(The problem): Output the entries below exactly as written, omitting pictures.

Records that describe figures
----------------

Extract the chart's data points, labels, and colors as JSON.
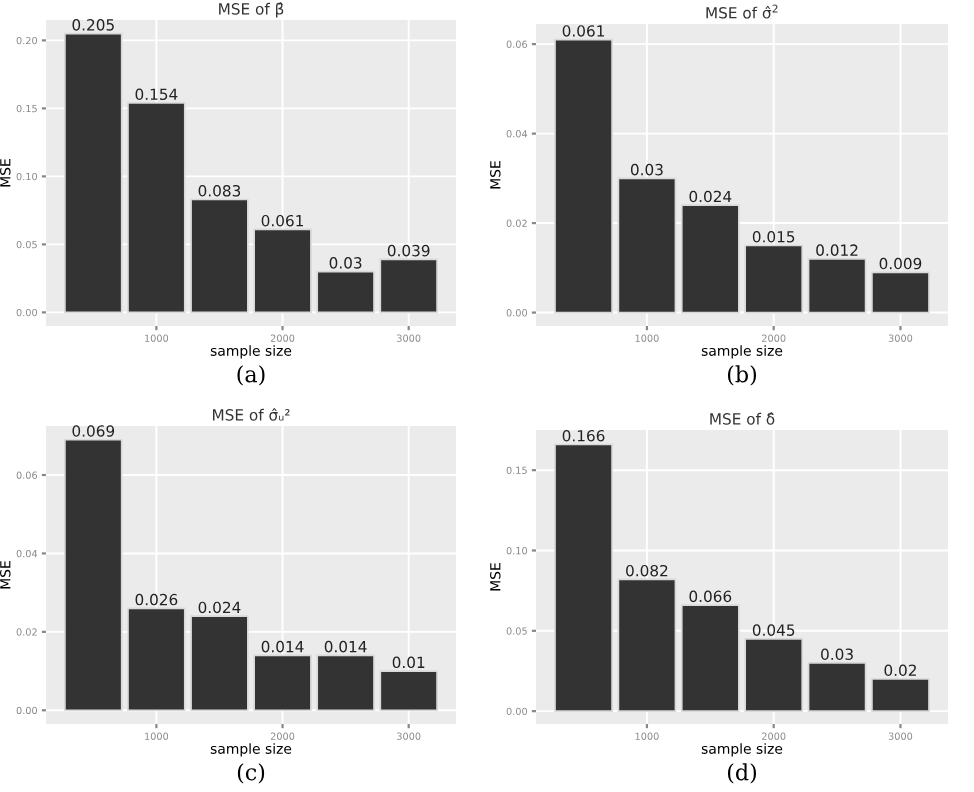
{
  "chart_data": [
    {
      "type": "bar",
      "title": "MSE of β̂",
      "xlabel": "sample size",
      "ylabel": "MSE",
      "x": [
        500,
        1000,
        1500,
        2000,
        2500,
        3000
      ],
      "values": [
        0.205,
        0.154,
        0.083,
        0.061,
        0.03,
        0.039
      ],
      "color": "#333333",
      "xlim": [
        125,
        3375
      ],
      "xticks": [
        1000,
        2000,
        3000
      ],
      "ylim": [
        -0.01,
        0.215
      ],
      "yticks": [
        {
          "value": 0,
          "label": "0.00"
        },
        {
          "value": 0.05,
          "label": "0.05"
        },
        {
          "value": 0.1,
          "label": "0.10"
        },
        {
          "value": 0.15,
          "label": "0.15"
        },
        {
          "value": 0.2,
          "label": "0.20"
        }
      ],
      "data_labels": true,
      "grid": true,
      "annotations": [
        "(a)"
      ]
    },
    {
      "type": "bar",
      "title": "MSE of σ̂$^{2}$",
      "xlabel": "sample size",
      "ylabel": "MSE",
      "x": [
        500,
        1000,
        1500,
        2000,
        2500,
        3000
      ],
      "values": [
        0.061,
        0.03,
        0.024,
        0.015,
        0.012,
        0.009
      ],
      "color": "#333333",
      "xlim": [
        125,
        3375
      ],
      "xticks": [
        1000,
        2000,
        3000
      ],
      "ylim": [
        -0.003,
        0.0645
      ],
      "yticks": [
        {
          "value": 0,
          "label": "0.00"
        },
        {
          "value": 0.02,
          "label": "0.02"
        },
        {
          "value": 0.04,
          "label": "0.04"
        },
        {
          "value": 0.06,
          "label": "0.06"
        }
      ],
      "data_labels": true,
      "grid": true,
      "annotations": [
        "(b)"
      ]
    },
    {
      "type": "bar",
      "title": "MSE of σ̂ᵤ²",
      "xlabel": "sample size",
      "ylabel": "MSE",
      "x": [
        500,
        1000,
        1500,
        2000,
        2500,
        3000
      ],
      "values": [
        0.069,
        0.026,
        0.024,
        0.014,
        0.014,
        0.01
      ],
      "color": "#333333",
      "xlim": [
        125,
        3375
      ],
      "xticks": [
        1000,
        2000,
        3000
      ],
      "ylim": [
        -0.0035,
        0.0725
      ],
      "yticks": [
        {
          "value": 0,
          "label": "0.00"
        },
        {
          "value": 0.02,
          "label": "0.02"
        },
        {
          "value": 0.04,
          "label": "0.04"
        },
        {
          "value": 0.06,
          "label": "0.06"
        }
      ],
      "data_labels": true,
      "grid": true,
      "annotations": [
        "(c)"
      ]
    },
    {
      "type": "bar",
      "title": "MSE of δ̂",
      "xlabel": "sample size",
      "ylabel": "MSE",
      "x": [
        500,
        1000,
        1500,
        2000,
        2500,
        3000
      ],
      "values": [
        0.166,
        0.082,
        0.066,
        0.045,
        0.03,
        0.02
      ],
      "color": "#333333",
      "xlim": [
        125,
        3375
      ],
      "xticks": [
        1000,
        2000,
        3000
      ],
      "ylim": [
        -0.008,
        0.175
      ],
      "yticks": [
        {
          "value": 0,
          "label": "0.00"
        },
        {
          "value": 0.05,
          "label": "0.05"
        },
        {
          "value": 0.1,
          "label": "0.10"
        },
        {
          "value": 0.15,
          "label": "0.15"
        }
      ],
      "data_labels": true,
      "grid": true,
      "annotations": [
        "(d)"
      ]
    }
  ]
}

----------------

(Finished exercise):
Extract the chart's data points, labels, and colors as JSON.
{
  "chart_data": [
    {
      "type": "bar",
      "title": "MSE of β̂",
      "xlabel": "sample size",
      "ylabel": "MSE",
      "x": [
        500,
        1000,
        1500,
        2000,
        2500,
        3000
      ],
      "values": [
        0.205,
        0.154,
        0.083,
        0.061,
        0.03,
        0.039
      ],
      "color": "#333333",
      "xlim": [
        125,
        3375
      ],
      "xticks": [
        1000,
        2000,
        3000
      ],
      "ylim": [
        -0.01,
        0.215
      ],
      "yticks": [
        {
          "value": 0,
          "label": "0.00"
        },
        {
          "value": 0.05,
          "label": "0.05"
        },
        {
          "value": 0.1,
          "label": "0.10"
        },
        {
          "value": 0.15,
          "label": "0.15"
        },
        {
          "value": 0.2,
          "label": "0.20"
        }
      ],
      "data_labels": true,
      "grid": true,
      "annotations": [
        "(a)"
      ]
    },
    {
      "type": "bar",
      "title": "MSE of σ̂$^{2}$",
      "xlabel": "sample size",
      "ylabel": "MSE",
      "x": [
        500,
        1000,
        1500,
        2000,
        2500,
        3000
      ],
      "values": [
        0.061,
        0.03,
        0.024,
        0.015,
        0.012,
        0.009
      ],
      "color": "#333333",
      "xlim": [
        125,
        3375
      ],
      "xticks": [
        1000,
        2000,
        3000
      ],
      "ylim": [
        -0.003,
        0.0645
      ],
      "yticks": [
        {
          "value": 0,
          "label": "0.00"
        },
        {
          "value": 0.02,
          "label": "0.02"
        },
        {
          "value": 0.04,
          "label": "0.04"
        },
        {
          "value": 0.06,
          "label": "0.06"
        }
      ],
      "data_labels": true,
      "grid": true,
      "annotations": [
        "(b)"
      ]
    },
    {
      "type": "bar",
      "title": "MSE of σ̂ᵤ²",
      "xlabel": "sample size",
      "ylabel": "MSE",
      "x": [
        500,
        1000,
        1500,
        2000,
        2500,
        3000
      ],
      "values": [
        0.069,
        0.026,
        0.024,
        0.014,
        0.014,
        0.01
      ],
      "color": "#333333",
      "xlim": [
        125,
        3375
      ],
      "xticks": [
        1000,
        2000,
        3000
      ],
      "ylim": [
        -0.0035,
        0.0725
      ],
      "yticks": [
        {
          "value": 0,
          "label": "0.00"
        },
        {
          "value": 0.02,
          "label": "0.02"
        },
        {
          "value": 0.04,
          "label": "0.04"
        },
        {
          "value": 0.06,
          "label": "0.06"
        }
      ],
      "data_labels": true,
      "grid": true,
      "annotations": [
        "(c)"
      ]
    },
    {
      "type": "bar",
      "title": "MSE of δ̂",
      "xlabel": "sample size",
      "ylabel": "MSE",
      "x": [
        500,
        1000,
        1500,
        2000,
        2500,
        3000
      ],
      "values": [
        0.166,
        0.082,
        0.066,
        0.045,
        0.03,
        0.02
      ],
      "color": "#333333",
      "xlim": [
        125,
        3375
      ],
      "xticks": [
        1000,
        2000,
        3000
      ],
      "ylim": [
        -0.008,
        0.175
      ],
      "yticks": [
        {
          "value": 0,
          "label": "0.00"
        },
        {
          "value": 0.05,
          "label": "0.05"
        },
        {
          "value": 0.1,
          "label": "0.10"
        },
        {
          "value": 0.15,
          "label": "0.15"
        }
      ],
      "data_labels": true,
      "grid": true,
      "annotations": [
        "(d)"
      ]
    }
  ]
}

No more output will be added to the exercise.